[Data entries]

_ _ _

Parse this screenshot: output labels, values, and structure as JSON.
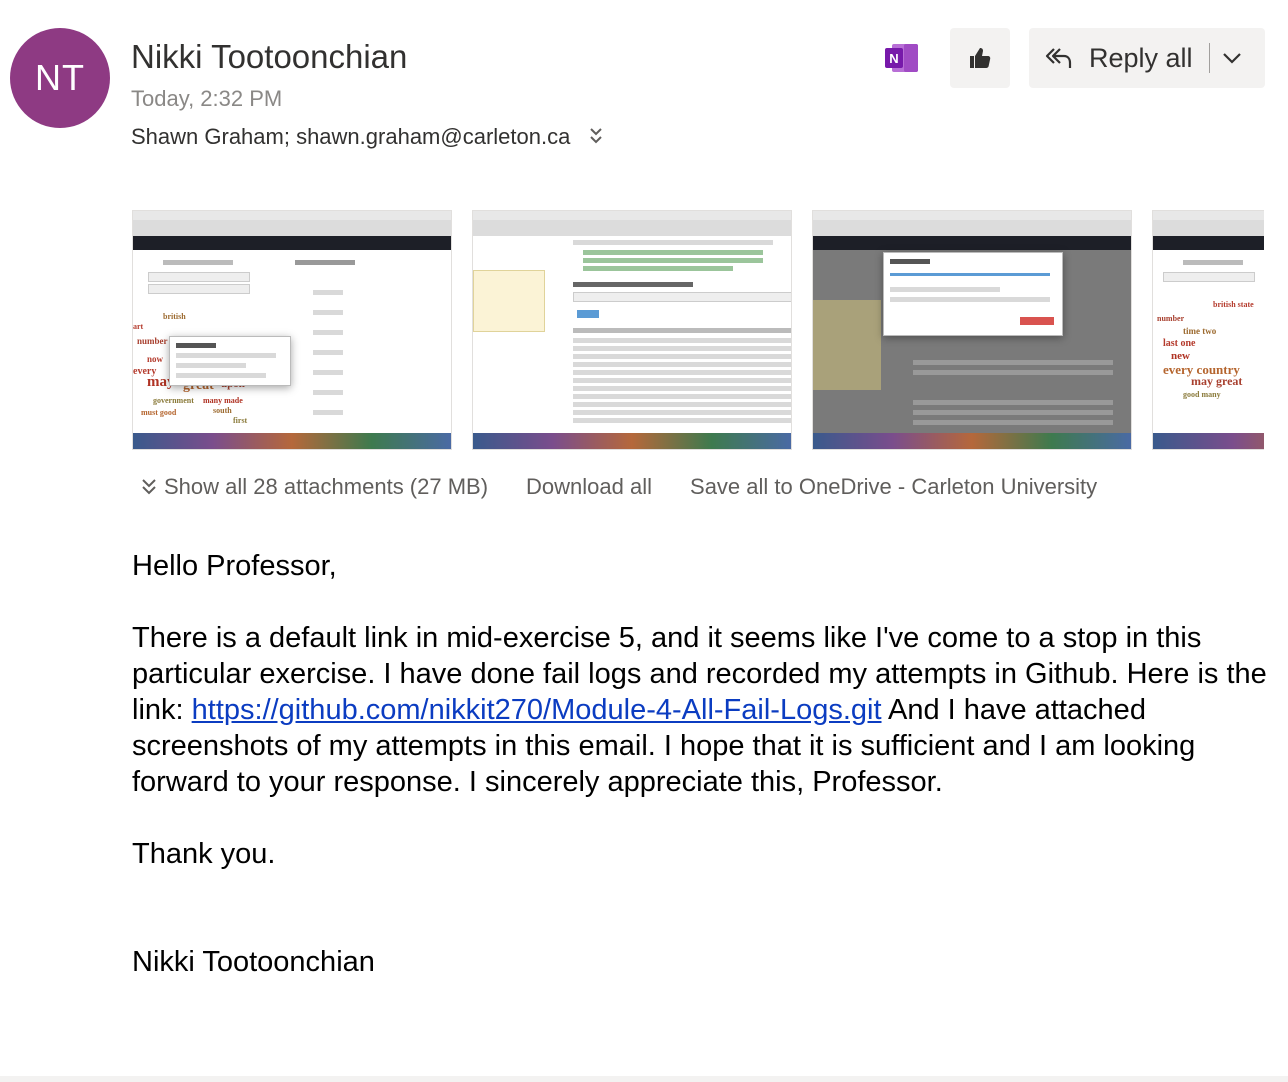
{
  "header": {
    "avatar_initials": "NT",
    "avatar_color": "#8e3a83",
    "sender_name": "Nikki Tootoonchian",
    "timestamp": "Today, 2:32 PM",
    "recipients": "Shawn Graham; shawn.graham@carleton.ca",
    "actions": {
      "onenote_icon": "onenote-icon",
      "like_icon": "thumbs-up-icon",
      "reply_all_label": "Reply all",
      "reply_icon": "reply-all-icon",
      "dropdown_icon": "chevron-down-icon"
    }
  },
  "attachments": {
    "show_all_label": "Show all 28 attachments (27 MB)",
    "download_all_label": "Download all",
    "save_onedrive_label": "Save all to OneDrive - Carleton University",
    "thumbnails": [
      {
        "kind": "word-cloud-search",
        "name": "attachment-thumbnail-1"
      },
      {
        "kind": "csv-preview-table",
        "name": "attachment-thumbnail-2"
      },
      {
        "kind": "uploading-dialog",
        "name": "attachment-thumbnail-3"
      },
      {
        "kind": "word-cloud",
        "name": "attachment-thumbnail-4"
      }
    ]
  },
  "message": {
    "greeting": "Hello Professor,",
    "para1_before_link": "There is a default link in mid-exercise 5, and it seems like I've come to a stop in this particular exercise. I have done fail logs and recorded my attempts in Github. Here is the link: ",
    "link_text": "https://github.com/nikkit270/Module-4-All-Fail-Logs.git",
    "para1_after_link": " And I have attached screenshots of my attempts in this email. I hope that it is sufficient and I am looking forward to your response. I sincerely appreciate this, Professor.",
    "closing": "Thank you.",
    "signature": "Nikki Tootoonchian"
  }
}
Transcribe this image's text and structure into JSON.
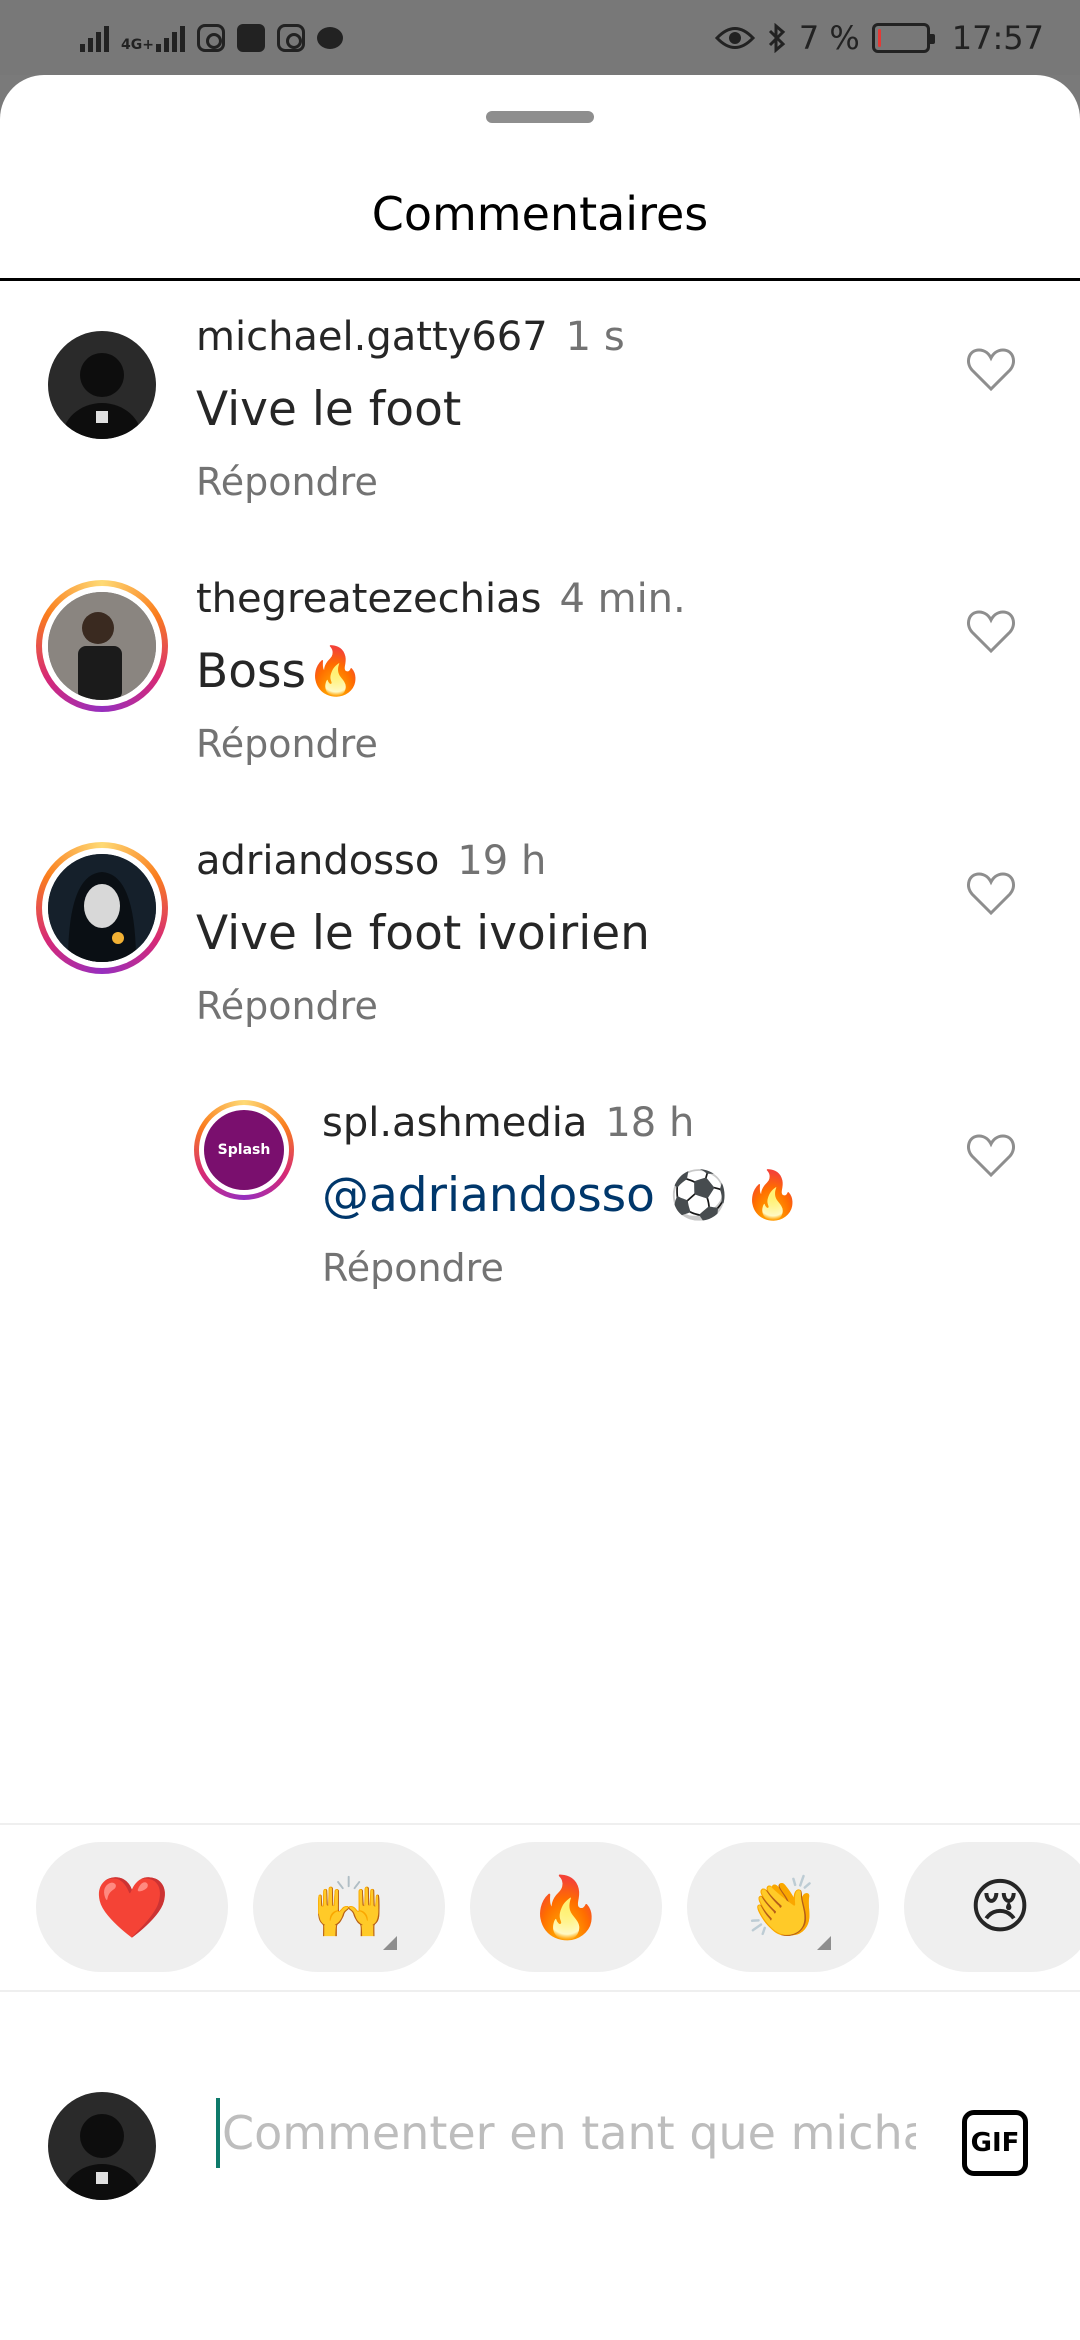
{
  "status_bar": {
    "network": "4G+",
    "battery_text": "7 %",
    "battery_level": 0.07,
    "time": "17:57"
  },
  "sheet": {
    "title": "Commentaires"
  },
  "comments": [
    {
      "username": "michael.gatty667",
      "time": "1 s",
      "text": "Vive le foot",
      "reply_label": "Répondre",
      "has_story_ring": false,
      "avatar_color": "#2a2a2a"
    },
    {
      "username": "thegreatezechias",
      "time": "4 min.",
      "text": "Boss🔥",
      "reply_label": "Répondre",
      "has_story_ring": true,
      "avatar_color": "#5a5a5a"
    },
    {
      "username": "adriandosso",
      "time": "19 h",
      "text": "Vive le foot ivoirien",
      "reply_label": "Répondre",
      "has_story_ring": true,
      "avatar_color": "#1d2b3a"
    },
    {
      "username": "spl.ashmedia",
      "time": "18 h",
      "mention": "@adriandosso",
      "text": " ⚽ 🔥",
      "reply_label": "Répondre",
      "has_story_ring": true,
      "avatar_text": "Splash",
      "avatar_color": "#7a0f6e",
      "is_reply": true
    }
  ],
  "reactions": [
    {
      "emoji": "❤️",
      "name": "heart",
      "has_variants": false
    },
    {
      "emoji": "🙌",
      "name": "raising-hands",
      "has_variants": true
    },
    {
      "emoji": "🔥",
      "name": "fire",
      "has_variants": false
    },
    {
      "emoji": "👏",
      "name": "clapping-hands",
      "has_variants": true
    },
    {
      "emoji": "😢",
      "name": "crying-face",
      "has_variants": false
    }
  ],
  "composer": {
    "placeholder": "Commenter en tant que michae",
    "gif_label": "GIF"
  },
  "colors": {
    "mention": "#00376b",
    "secondary_text": "#737373",
    "caret": "#0e7a6a"
  }
}
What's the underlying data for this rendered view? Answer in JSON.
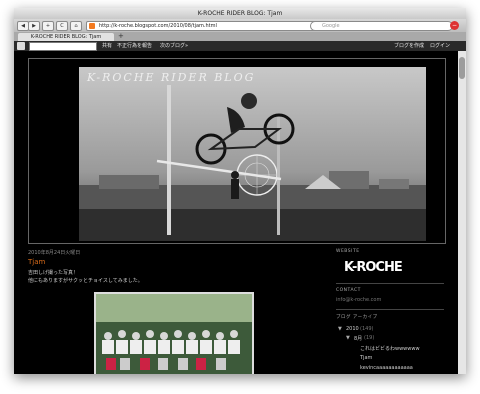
{
  "window": {
    "title": "K-ROCHE RIDER BLOG: Tjam"
  },
  "toolbar": {
    "back": "◀",
    "forward": "▶",
    "share": "+",
    "reload": "C",
    "home": "⌂",
    "url": "http://k-roche.blogspot.com/2010/08/tjam.html",
    "search_placeholder": "Google",
    "stop": "−"
  },
  "tabs": [
    {
      "label": "K-ROCHE RIDER BLOG: Tjam"
    }
  ],
  "tab_add": "+",
  "blogger_bar": {
    "search_button": "Q",
    "links": [
      "共有",
      "不正行為を報告",
      "次のブログ»"
    ],
    "right_links": [
      "ブログを作成",
      "ログイン"
    ]
  },
  "header": {
    "title": "K-ROCHE RIDER BLOG"
  },
  "post": {
    "date": "2010年8月24日火曜日",
    "title": "Tjam",
    "body_lines": [
      "吉田しげ撮った写真！",
      "他にもありますがサクッとチョイスしてみました。"
    ]
  },
  "sidebar": {
    "website_heading": "WEBSITE",
    "logo": "K-ROCHE",
    "contact_heading": "CONTACT",
    "contact_email": "info@k-roche.com",
    "archive_heading": "ブログ アーカイブ",
    "archive_year": "2010",
    "archive_year_count": "(149)",
    "archive_month": "8月",
    "archive_month_count": "(19)",
    "posts": [
      "これはビビるわwwwwww",
      "Tjam",
      "kevincaaaaaaaaaaaa"
    ],
    "expand_icon": "▼"
  }
}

_ _ _

§ Directions
Point out every line holding the string "have" and copy it.

§ Answer
    "para1_before_link": "There is a default link in mid-exercise 5, and it seems like I've come to a stop in this particular exercise. I have done fail logs and recorded my attempts in Github. Here is the link: ",
    "para1_after_link": " And I have attached screenshots of my attempts in this email. I hope that it is sufficient and I am looking forward to your response. I sincerely appreciate this, Professor.",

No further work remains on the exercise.